• _What to produce_
Reproduce the records below with every "avocado" renamed to "pear", keeping everything else the same.
* Start Records for the exercise *
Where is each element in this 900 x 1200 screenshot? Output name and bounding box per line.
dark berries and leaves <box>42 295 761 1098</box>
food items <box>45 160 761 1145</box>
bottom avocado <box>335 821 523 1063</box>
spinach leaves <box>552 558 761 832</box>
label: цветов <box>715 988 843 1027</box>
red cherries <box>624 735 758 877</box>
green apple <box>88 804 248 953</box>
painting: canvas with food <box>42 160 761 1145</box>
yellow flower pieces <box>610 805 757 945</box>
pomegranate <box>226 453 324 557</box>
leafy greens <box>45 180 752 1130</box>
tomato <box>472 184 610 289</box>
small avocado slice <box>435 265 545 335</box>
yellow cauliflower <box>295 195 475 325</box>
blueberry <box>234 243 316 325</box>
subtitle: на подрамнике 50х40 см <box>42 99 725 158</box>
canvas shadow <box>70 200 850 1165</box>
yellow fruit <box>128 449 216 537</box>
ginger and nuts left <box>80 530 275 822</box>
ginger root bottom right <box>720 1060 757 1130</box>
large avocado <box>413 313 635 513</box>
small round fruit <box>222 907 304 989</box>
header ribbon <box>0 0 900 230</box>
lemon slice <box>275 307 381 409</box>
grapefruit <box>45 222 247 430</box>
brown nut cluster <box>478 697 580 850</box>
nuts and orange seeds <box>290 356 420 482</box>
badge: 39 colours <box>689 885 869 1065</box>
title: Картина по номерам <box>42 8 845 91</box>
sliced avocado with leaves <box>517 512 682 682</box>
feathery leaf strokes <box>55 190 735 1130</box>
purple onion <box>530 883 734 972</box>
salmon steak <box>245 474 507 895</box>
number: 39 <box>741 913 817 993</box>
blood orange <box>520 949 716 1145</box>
* End Records for the exercise *
• _Solution to this task_
Where is each element in this 900 x 1200 screenshot? Output name and bounding box per line.
dark berries and leaves <box>42 295 761 1098</box>
food items <box>45 160 761 1145</box>
bottom pear <box>335 821 523 1063</box>
spinach leaves <box>552 558 761 832</box>
label: цветов <box>715 988 843 1027</box>
red cherries <box>624 735 758 877</box>
green apple <box>88 804 248 953</box>
painting: canvas with food <box>42 160 761 1145</box>
yellow flower pieces <box>610 805 757 945</box>
pomegranate <box>226 453 324 557</box>
leafy greens <box>45 180 752 1130</box>
tomato <box>472 184 610 289</box>
small pear slice <box>435 265 545 335</box>
yellow cauliflower <box>295 195 475 325</box>
blueberry <box>234 243 316 325</box>
subtitle: на подрамнике 50х40 см <box>42 99 725 158</box>
canvas shadow <box>70 200 850 1165</box>
yellow fruit <box>128 449 216 537</box>
ginger and nuts left <box>80 530 275 822</box>
ginger root bottom right <box>720 1060 757 1130</box>
large pear <box>413 313 635 513</box>
small round fruit <box>222 907 304 989</box>
header ribbon <box>0 0 900 230</box>
lemon slice <box>275 307 381 409</box>
grapefruit <box>45 222 247 430</box>
brown nut cluster <box>478 697 580 850</box>
nuts and orange seeds <box>290 356 420 482</box>
badge: 39 colours <box>689 885 869 1065</box>
title: Картина по номерам <box>42 8 845 91</box>
sliced pear with leaves <box>517 512 682 682</box>
feathery leaf strokes <box>55 190 735 1130</box>
purple onion <box>530 883 734 972</box>
salmon steak <box>245 474 507 895</box>
number: 39 <box>741 913 817 993</box>
blood orange <box>520 949 716 1145</box>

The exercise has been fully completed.